** start DATA SECTION **
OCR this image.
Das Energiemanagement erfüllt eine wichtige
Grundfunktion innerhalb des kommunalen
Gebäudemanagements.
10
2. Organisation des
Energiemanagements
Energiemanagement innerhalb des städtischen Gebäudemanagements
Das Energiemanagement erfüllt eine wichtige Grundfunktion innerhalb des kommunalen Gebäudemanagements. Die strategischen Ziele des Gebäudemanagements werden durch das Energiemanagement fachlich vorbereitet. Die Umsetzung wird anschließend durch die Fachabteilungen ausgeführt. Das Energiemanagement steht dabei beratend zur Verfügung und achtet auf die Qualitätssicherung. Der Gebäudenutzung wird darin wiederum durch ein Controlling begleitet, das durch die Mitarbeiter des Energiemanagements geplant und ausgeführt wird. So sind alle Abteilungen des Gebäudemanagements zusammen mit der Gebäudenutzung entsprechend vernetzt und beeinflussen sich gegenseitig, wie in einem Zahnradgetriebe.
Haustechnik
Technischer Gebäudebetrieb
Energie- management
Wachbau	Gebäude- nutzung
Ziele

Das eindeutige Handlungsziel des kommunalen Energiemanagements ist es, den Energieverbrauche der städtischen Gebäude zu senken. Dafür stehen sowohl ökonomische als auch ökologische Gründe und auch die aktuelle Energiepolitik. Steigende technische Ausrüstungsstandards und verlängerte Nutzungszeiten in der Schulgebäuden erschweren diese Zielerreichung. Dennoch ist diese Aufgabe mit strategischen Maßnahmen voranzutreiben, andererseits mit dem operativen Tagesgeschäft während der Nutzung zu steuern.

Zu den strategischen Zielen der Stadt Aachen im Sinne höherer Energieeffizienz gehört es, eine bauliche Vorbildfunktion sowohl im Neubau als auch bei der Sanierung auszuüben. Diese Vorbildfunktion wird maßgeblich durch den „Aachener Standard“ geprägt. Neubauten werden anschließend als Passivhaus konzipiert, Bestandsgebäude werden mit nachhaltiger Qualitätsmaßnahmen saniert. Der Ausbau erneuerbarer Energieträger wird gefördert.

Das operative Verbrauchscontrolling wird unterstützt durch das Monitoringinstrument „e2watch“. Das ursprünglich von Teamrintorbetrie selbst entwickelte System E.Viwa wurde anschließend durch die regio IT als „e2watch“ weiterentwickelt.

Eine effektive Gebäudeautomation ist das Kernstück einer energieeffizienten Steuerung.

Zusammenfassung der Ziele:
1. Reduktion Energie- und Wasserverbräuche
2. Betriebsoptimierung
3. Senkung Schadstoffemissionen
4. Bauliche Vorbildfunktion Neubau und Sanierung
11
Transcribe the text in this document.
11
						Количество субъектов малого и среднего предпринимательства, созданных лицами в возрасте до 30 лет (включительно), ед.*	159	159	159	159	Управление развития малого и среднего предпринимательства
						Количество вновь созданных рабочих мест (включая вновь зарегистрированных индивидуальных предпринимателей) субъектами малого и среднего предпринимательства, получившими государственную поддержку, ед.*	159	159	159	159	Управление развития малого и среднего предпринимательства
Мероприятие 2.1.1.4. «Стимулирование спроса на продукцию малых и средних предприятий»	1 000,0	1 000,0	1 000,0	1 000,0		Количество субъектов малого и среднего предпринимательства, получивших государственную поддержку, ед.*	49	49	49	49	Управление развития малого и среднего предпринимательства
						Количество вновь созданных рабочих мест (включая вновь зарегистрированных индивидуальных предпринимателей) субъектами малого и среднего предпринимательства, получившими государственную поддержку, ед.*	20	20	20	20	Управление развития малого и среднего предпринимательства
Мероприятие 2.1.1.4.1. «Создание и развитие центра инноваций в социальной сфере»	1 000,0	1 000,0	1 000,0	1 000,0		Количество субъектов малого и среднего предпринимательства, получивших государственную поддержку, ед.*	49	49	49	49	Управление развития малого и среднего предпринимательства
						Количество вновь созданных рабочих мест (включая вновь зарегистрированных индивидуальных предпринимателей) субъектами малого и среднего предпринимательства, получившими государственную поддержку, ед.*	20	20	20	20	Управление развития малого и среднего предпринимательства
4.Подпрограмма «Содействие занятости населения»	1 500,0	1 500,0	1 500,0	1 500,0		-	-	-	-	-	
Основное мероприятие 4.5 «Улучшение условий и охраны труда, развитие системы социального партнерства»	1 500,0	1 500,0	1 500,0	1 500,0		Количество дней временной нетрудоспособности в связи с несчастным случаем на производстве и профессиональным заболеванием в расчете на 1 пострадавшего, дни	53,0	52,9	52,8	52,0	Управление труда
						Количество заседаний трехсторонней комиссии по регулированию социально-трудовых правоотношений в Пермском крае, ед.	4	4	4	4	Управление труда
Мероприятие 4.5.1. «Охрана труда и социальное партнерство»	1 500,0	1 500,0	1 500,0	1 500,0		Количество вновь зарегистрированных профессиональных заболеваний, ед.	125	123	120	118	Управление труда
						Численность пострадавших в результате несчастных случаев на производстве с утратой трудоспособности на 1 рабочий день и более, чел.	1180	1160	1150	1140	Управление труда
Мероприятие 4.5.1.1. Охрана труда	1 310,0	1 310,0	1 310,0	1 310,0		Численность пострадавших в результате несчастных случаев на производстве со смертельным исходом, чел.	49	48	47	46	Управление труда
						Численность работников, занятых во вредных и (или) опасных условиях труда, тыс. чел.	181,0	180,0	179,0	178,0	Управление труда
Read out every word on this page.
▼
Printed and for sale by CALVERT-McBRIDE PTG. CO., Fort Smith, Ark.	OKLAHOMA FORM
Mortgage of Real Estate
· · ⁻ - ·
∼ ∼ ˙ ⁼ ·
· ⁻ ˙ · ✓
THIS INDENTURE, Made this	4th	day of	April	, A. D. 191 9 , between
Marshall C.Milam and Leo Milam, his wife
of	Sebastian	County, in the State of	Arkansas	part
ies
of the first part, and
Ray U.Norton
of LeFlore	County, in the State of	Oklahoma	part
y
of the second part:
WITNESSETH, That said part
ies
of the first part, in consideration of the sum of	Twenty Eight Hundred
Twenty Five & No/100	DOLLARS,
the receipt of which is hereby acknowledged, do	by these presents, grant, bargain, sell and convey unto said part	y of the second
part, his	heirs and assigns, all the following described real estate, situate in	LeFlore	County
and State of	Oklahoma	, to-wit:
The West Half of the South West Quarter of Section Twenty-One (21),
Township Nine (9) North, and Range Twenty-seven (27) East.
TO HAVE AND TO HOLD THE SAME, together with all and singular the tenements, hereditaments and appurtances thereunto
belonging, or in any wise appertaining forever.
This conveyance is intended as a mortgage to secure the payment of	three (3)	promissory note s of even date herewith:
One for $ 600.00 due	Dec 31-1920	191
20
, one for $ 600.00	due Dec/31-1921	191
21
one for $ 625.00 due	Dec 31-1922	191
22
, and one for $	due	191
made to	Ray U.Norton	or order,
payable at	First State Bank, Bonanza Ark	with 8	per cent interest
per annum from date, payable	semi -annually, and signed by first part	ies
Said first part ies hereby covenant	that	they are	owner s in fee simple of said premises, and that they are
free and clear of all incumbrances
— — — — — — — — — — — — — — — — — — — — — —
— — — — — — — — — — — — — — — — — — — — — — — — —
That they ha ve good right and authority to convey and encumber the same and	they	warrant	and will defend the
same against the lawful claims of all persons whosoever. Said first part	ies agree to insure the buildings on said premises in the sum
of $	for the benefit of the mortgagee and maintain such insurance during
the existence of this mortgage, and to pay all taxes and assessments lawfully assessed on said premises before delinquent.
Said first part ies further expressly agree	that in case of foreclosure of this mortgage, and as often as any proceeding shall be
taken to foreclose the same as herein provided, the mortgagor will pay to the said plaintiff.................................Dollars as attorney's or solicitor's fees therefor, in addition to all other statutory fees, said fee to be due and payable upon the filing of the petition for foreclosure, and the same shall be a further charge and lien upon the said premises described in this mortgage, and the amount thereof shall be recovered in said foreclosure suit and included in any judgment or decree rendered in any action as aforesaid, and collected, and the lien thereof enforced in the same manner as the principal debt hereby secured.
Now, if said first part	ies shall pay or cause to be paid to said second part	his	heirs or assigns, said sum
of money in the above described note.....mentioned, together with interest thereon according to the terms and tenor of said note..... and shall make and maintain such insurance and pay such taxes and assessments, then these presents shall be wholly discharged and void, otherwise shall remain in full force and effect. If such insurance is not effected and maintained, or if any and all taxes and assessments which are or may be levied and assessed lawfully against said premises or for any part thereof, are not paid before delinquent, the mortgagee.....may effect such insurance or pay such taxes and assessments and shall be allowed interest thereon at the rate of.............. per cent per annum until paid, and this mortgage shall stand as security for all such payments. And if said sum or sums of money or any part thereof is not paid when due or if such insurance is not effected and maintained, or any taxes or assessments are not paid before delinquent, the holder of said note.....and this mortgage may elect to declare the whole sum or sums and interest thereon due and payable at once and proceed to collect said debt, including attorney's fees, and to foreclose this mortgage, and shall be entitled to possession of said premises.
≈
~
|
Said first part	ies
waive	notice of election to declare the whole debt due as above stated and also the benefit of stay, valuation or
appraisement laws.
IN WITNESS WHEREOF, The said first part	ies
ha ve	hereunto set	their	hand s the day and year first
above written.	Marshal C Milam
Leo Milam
** end DATA SECTION **
REQUIRED WORK »
List the lines of the entries that include "несчастных".

FULL OUTPUT »
						Численность пострадавших в результате несчастных случаев на производстве с утратой трудоспособности на 1 рабочий день и более, чел.	1180	1160	1150	1140	Управление труда
Мероприятие 4.5.1.1. Охрана труда	1 310,0	1 310,0	1 310,0	1 310,0		Численность пострадавших в результате несчастных случаев на производстве со смертельным исходом, чел.	49	48	47	46	Управление труда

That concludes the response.